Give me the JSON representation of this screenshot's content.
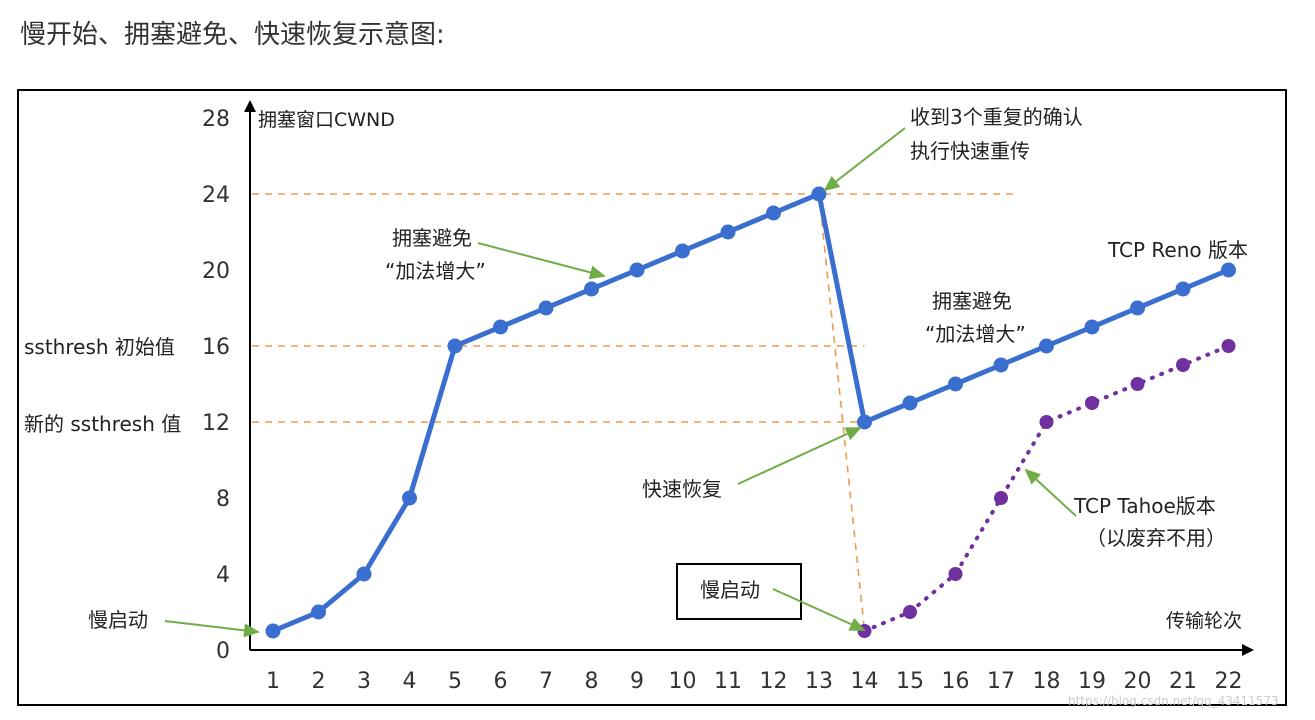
{
  "page": {
    "title": "慢开始、拥塞避免、快速恢复示意图:"
  },
  "chart_data": {
    "type": "line",
    "ylabel": "拥塞窗口CWND",
    "xlabel": "传输轮次",
    "xlim": [
      1,
      22
    ],
    "ylim": [
      0,
      28
    ],
    "x_ticks": [
      1,
      2,
      3,
      4,
      5,
      6,
      7,
      8,
      9,
      10,
      11,
      12,
      13,
      14,
      15,
      16,
      17,
      18,
      19,
      20,
      21,
      22
    ],
    "y_ticks": [
      0,
      4,
      8,
      12,
      16,
      20,
      24,
      28
    ],
    "grid": false,
    "series": [
      {
        "name": "TCP Reno 版本",
        "color": "#3a6fd0",
        "style": "solid",
        "points": [
          [
            1,
            1
          ],
          [
            2,
            2
          ],
          [
            3,
            4
          ],
          [
            4,
            8
          ],
          [
            5,
            16
          ],
          [
            6,
            17
          ],
          [
            7,
            18
          ],
          [
            8,
            19
          ],
          [
            9,
            20
          ],
          [
            10,
            21
          ],
          [
            11,
            22
          ],
          [
            12,
            23
          ],
          [
            13,
            24
          ],
          [
            14,
            12
          ],
          [
            15,
            13
          ],
          [
            16,
            14
          ],
          [
            17,
            15
          ],
          [
            18,
            16
          ],
          [
            19,
            17
          ],
          [
            20,
            18
          ],
          [
            21,
            19
          ],
          [
            22,
            20
          ]
        ]
      },
      {
        "name": "TCP Tahoe版本",
        "color": "#7030a0",
        "style": "dotted",
        "points": [
          [
            14,
            1
          ],
          [
            15,
            2
          ],
          [
            16,
            4
          ],
          [
            17,
            8
          ],
          [
            18,
            12
          ],
          [
            19,
            13
          ],
          [
            20,
            14
          ],
          [
            21,
            15
          ],
          [
            22,
            16
          ]
        ]
      }
    ],
    "threshold_lines": [
      {
        "y": 24,
        "label": ""
      },
      {
        "y": 16,
        "label": "ssthresh 初始值"
      },
      {
        "y": 12,
        "label": "新的 ssthresh 值"
      }
    ],
    "annotations": {
      "slow_start_left": "慢启动",
      "slow_start_box": "慢启动",
      "ca_1_line1": "拥塞避免",
      "ca_1_line2": "“加法增大”",
      "ca_2_line1": "拥塞避免",
      "ca_2_line2": "“加法增大”",
      "dup_ack_line1": "收到3个重复的确认",
      "dup_ack_line2": "执行快速重传",
      "fast_recovery": "快速恢复",
      "reno_label": "TCP Reno 版本",
      "tahoe_line1": "TCP Tahoe版本",
      "tahoe_line2": "（以废弃不用）"
    },
    "colors": {
      "reno": "#3a6fd0",
      "tahoe": "#7030a0",
      "threshold": "#ed9a50",
      "arrow": "#70ad47"
    }
  },
  "watermark": "https://blog.csdn.net/qq_43411573"
}
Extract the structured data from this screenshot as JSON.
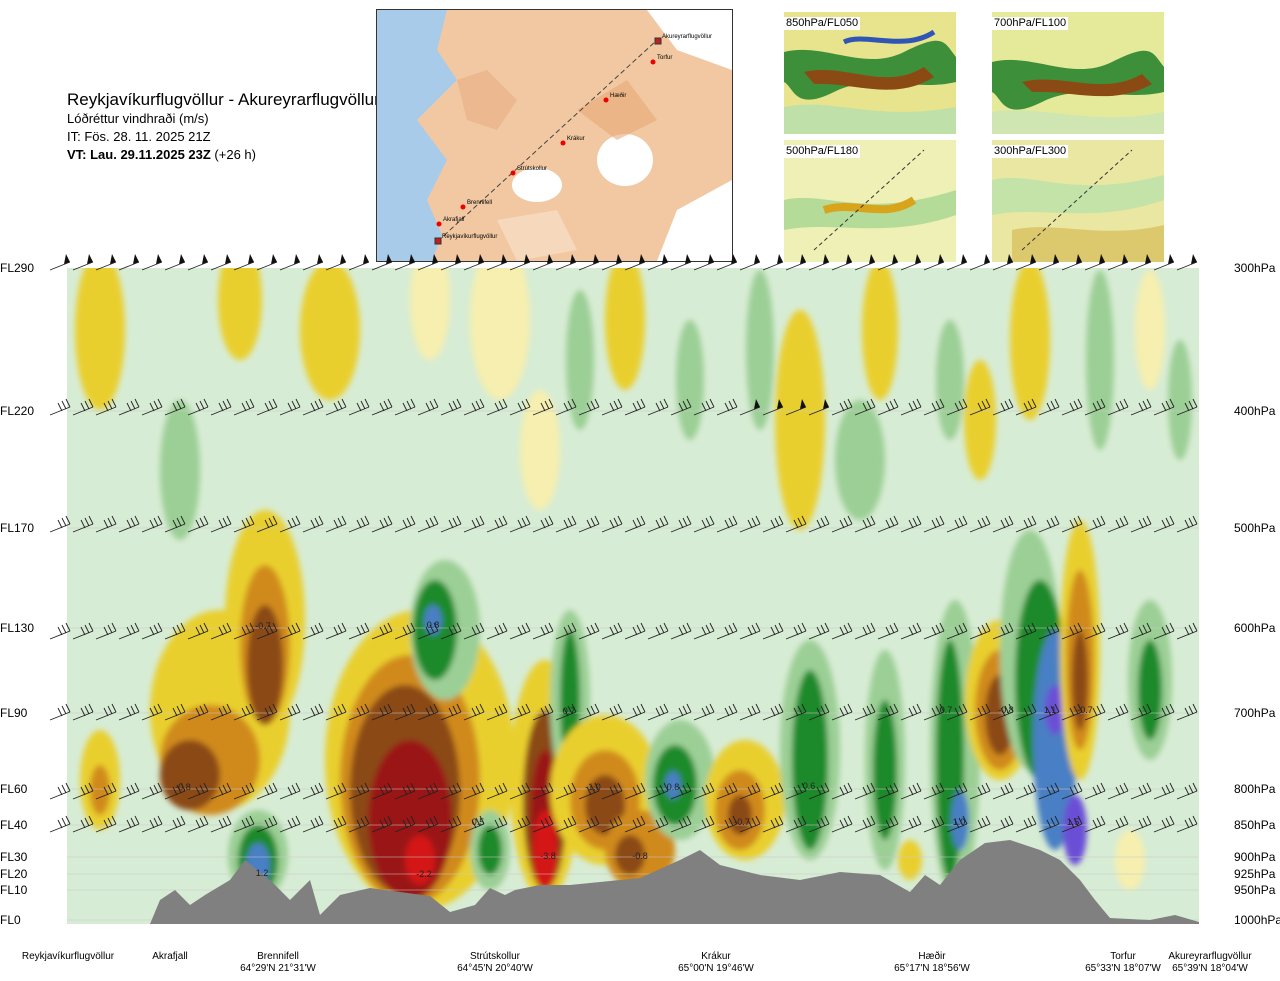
{
  "title": {
    "route": "Reykjavíkurflugvöllur - Akureyrarflugvöllur",
    "field": "Lóðréttur vindhraði (m/s)",
    "it": "IT: Fös. 28. 11. 2025 21Z",
    "vt_bold": "VT: Lau. 29.11.2025 23Z",
    "vt_rest": " (+26 h)"
  },
  "map": {
    "points": [
      {
        "name": "Akureyrarflugvöllur",
        "type": "airport"
      },
      {
        "name": "Torfur",
        "type": "point"
      },
      {
        "name": "Hæðir",
        "type": "point"
      },
      {
        "name": "Krákur",
        "type": "point"
      },
      {
        "name": "Strútskollur",
        "type": "point"
      },
      {
        "name": "Brennifell",
        "type": "point"
      },
      {
        "name": "Akrafjall",
        "type": "point"
      },
      {
        "name": "Reykjavíkurflugvöllur",
        "type": "airport"
      }
    ]
  },
  "thumbnails": [
    {
      "label": "850hPa/FL050"
    },
    {
      "label": "700hPa/FL100"
    },
    {
      "label": "500hPa/FL180"
    },
    {
      "label": "300hPa/FL300"
    }
  ],
  "chart_data": {
    "type": "heatmap",
    "title": "Lóðréttur vindhraði (m/s)",
    "y_levels": [
      {
        "fl": "FL290",
        "hpa": "300hPa"
      },
      {
        "fl": "FL220",
        "hpa": "400hPa"
      },
      {
        "fl": "FL170",
        "hpa": "500hPa"
      },
      {
        "fl": "FL130",
        "hpa": "600hPa"
      },
      {
        "fl": "FL90",
        "hpa": "700hPa"
      },
      {
        "fl": "FL60",
        "hpa": "800hPa"
      },
      {
        "fl": "FL40",
        "hpa": "850hPa"
      },
      {
        "fl": "FL30",
        "hpa": "900hPa"
      },
      {
        "fl": "FL20",
        "hpa": "925hPa"
      },
      {
        "fl": "FL10",
        "hpa": "950hPa"
      },
      {
        "fl": "FL0",
        "hpa": "1000hPa"
      }
    ],
    "locations": [
      {
        "name": "Reykjavíkurflugvöllur",
        "coord": ""
      },
      {
        "name": "Akrafjall",
        "coord": ""
      },
      {
        "name": "Brennifell",
        "coord": "64°29'N 21°31'W"
      },
      {
        "name": "Strútskollur",
        "coord": "64°45'N 20°40'W"
      },
      {
        "name": "Krákur",
        "coord": "65°00'N 19°46'W"
      },
      {
        "name": "Hæðir",
        "coord": "65°17'N 18°56'W"
      },
      {
        "name": "Torfur",
        "coord": "65°33'N 18°07'W"
      },
      {
        "name": "Akureyrarflugvöllur",
        "coord": "65°39'N 18°04'W"
      }
    ],
    "value_labels": [
      {
        "text": "-0.7",
        "near": "Brennifell",
        "level": "FL130"
      },
      {
        "text": "0.8",
        "near": "Strútskollur",
        "level": "FL130"
      },
      {
        "text": "-0.8",
        "near": "Akrafjall",
        "level": "FL60"
      },
      {
        "text": "0.7",
        "near": "Strútskollur",
        "level": "FL90"
      },
      {
        "text": "-1.0",
        "near": "Strútskollur",
        "level": "FL60"
      },
      {
        "text": "0.8",
        "near": "Krákur",
        "level": "FL60"
      },
      {
        "text": "0.6",
        "near": "Krákur",
        "level": "FL60"
      },
      {
        "text": "-0.7",
        "near": "Krákur",
        "level": "FL40"
      },
      {
        "text": "0.5",
        "near": "Strútskollur",
        "level": "FL40"
      },
      {
        "text": "1.2",
        "near": "Brennifell",
        "level": "FL20"
      },
      {
        "text": "-2.2",
        "near": "Brennifell",
        "level": "FL20"
      },
      {
        "text": "-3.8",
        "near": "Strútskollur",
        "level": "FL30"
      },
      {
        "text": "-0.8",
        "near": "Krákur",
        "level": "FL30"
      },
      {
        "text": "0.7",
        "near": "Hæðir",
        "level": "FL90"
      },
      {
        "text": "-0.8",
        "near": "Hæðir",
        "level": "FL90"
      },
      {
        "text": "1.1",
        "near": "Torfur",
        "level": "FL90"
      },
      {
        "text": "-0.7",
        "near": "Torfur",
        "level": "FL90"
      },
      {
        "text": "1.0",
        "near": "Hæðir",
        "level": "FL40"
      },
      {
        "text": "1.5",
        "near": "Torfur",
        "level": "FL40"
      }
    ],
    "colors": {
      "up_weak": "#d7ecd4",
      "up_mid": "#9bcf95",
      "up_strong": "#1f8a2a",
      "up_very": "#4a7fc4",
      "up_max": "#6a4fd6",
      "down_weak": "#f6efaf",
      "down_mid": "#e9cf2e",
      "down_strong": "#d08a1a",
      "down_very": "#8b4a14",
      "down_max": "#9a1414",
      "down_extreme": "#d41414",
      "terrain": "#808080"
    }
  }
}
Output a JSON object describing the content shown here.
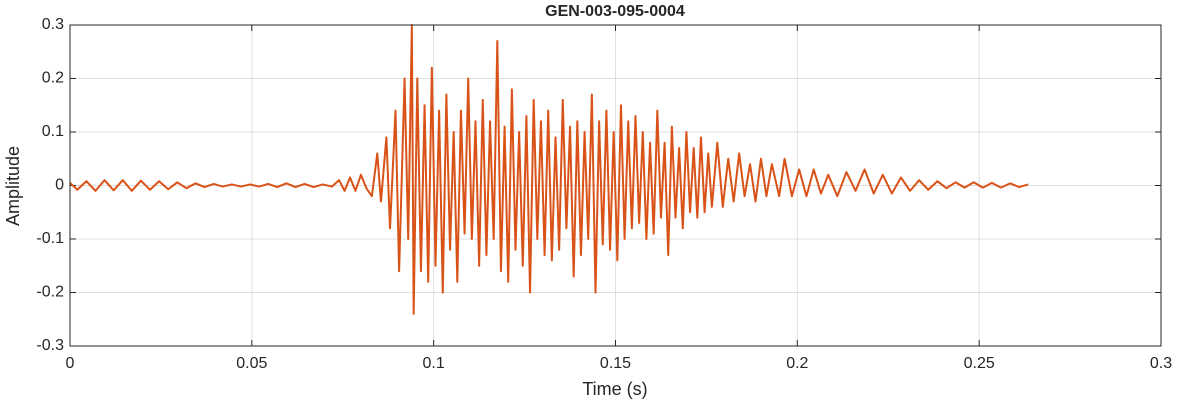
{
  "chart_data": {
    "type": "line",
    "title": "GEN-003-095-0004",
    "x_label": "Time (s)",
    "y_label": "Amplitude",
    "xlim": [
      0,
      0.3
    ],
    "ylim": [
      -0.3,
      0.3
    ],
    "xticks": [
      0,
      0.05,
      0.1,
      0.15,
      0.2,
      0.25,
      0.3
    ],
    "yticks": [
      -0.3,
      -0.2,
      -0.1,
      0,
      0.1,
      0.2,
      0.3
    ],
    "grid": true,
    "color": "#d95319",
    "x": [
      0,
      0.002,
      0.0045,
      0.007,
      0.0095,
      0.012,
      0.0145,
      0.017,
      0.0195,
      0.022,
      0.0245,
      0.027,
      0.0295,
      0.032,
      0.0345,
      0.037,
      0.0395,
      0.042,
      0.0445,
      0.047,
      0.0495,
      0.052,
      0.0545,
      0.057,
      0.0595,
      0.062,
      0.0645,
      0.067,
      0.0695,
      0.072,
      0.074,
      0.0755,
      0.077,
      0.0785,
      0.08,
      0.0815,
      0.083,
      0.0845,
      0.0855,
      0.087,
      0.088,
      0.0895,
      0.0905,
      0.092,
      0.093,
      0.094,
      0.0945,
      0.0955,
      0.0965,
      0.0975,
      0.0985,
      0.0995,
      0.1005,
      0.1015,
      0.1025,
      0.1035,
      0.1045,
      0.1055,
      0.1065,
      0.1075,
      0.1085,
      0.1095,
      0.1105,
      0.1115,
      0.1125,
      0.1135,
      0.1145,
      0.1155,
      0.1165,
      0.1175,
      0.1185,
      0.1195,
      0.1205,
      0.1215,
      0.1225,
      0.1235,
      0.1245,
      0.1255,
      0.1265,
      0.1275,
      0.1285,
      0.1295,
      0.1305,
      0.1315,
      0.1325,
      0.1335,
      0.1345,
      0.1355,
      0.1365,
      0.1375,
      0.1385,
      0.1395,
      0.1405,
      0.1415,
      0.1425,
      0.1435,
      0.1445,
      0.1455,
      0.1465,
      0.1475,
      0.1485,
      0.1495,
      0.1505,
      0.1515,
      0.1525,
      0.1535,
      0.1545,
      0.1555,
      0.1565,
      0.1575,
      0.1585,
      0.1595,
      0.1605,
      0.1615,
      0.1625,
      0.1635,
      0.1645,
      0.1655,
      0.1665,
      0.1675,
      0.1685,
      0.1695,
      0.1705,
      0.1715,
      0.1725,
      0.1735,
      0.1745,
      0.1755,
      0.1765,
      0.178,
      0.1795,
      0.181,
      0.1825,
      0.184,
      0.1855,
      0.187,
      0.1885,
      0.19,
      0.1915,
      0.193,
      0.195,
      0.1965,
      0.1985,
      0.2005,
      0.2025,
      0.2045,
      0.2065,
      0.2085,
      0.211,
      0.2135,
      0.216,
      0.2185,
      0.221,
      0.2235,
      0.226,
      0.2285,
      0.231,
      0.2335,
      0.236,
      0.2385,
      0.241,
      0.2435,
      0.246,
      0.2485,
      0.251,
      0.2535,
      0.256,
      0.2585,
      0.261,
      0.2635
    ],
    "series": [
      {
        "color": "#d95319",
        "values": [
          0.005,
          -0.008,
          0.008,
          -0.01,
          0.01,
          -0.009,
          0.01,
          -0.01,
          0.009,
          -0.008,
          0.008,
          -0.007,
          0.006,
          -0.005,
          0.004,
          -0.003,
          0.003,
          -0.002,
          0.002,
          -0.002,
          0.002,
          -0.002,
          0.003,
          -0.003,
          0.004,
          -0.003,
          0.003,
          -0.003,
          0.002,
          -0.002,
          0.01,
          -0.01,
          0.015,
          -0.01,
          0.02,
          -0.005,
          -0.02,
          0.06,
          -0.03,
          0.09,
          -0.08,
          0.14,
          -0.16,
          0.2,
          -0.1,
          0.3,
          -0.24,
          0.2,
          -0.16,
          0.15,
          -0.18,
          0.22,
          -0.15,
          0.14,
          -0.2,
          0.17,
          -0.12,
          0.1,
          -0.18,
          0.14,
          -0.09,
          0.2,
          -0.1,
          0.12,
          -0.15,
          0.16,
          -0.13,
          0.12,
          -0.1,
          0.27,
          -0.16,
          0.11,
          -0.18,
          0.18,
          -0.12,
          0.1,
          -0.15,
          0.13,
          -0.2,
          0.16,
          -0.1,
          0.12,
          -0.13,
          0.14,
          -0.14,
          0.09,
          -0.12,
          0.16,
          -0.08,
          0.11,
          -0.17,
          0.12,
          -0.13,
          0.1,
          -0.1,
          0.17,
          -0.2,
          0.12,
          -0.11,
          0.14,
          -0.12,
          0.1,
          -0.14,
          0.15,
          -0.1,
          0.12,
          -0.08,
          0.13,
          -0.07,
          0.1,
          -0.1,
          0.08,
          -0.09,
          0.14,
          -0.06,
          0.08,
          -0.13,
          0.11,
          -0.06,
          0.07,
          -0.08,
          0.1,
          -0.05,
          0.07,
          -0.06,
          0.09,
          -0.05,
          0.06,
          -0.04,
          0.08,
          -0.04,
          0.05,
          -0.03,
          0.06,
          -0.02,
          0.04,
          -0.03,
          0.05,
          -0.02,
          0.04,
          -0.02,
          0.05,
          -0.02,
          0.03,
          -0.02,
          0.03,
          -0.015,
          0.02,
          -0.02,
          0.025,
          -0.01,
          0.03,
          -0.015,
          0.02,
          -0.015,
          0.015,
          -0.01,
          0.01,
          -0.008,
          0.008,
          -0.005,
          0.006,
          -0.004,
          0.006,
          -0.004,
          0.005,
          -0.004,
          0.004,
          -0.003,
          0.002
        ]
      }
    ]
  }
}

========================================

** GOAL **
Pick out each line containing the string "content" and copy it.

** SOLUTION TO THIS PROBLEM **
Give me the JSON representation of this screenshot's content.
Output a JSON object describing the content shown here.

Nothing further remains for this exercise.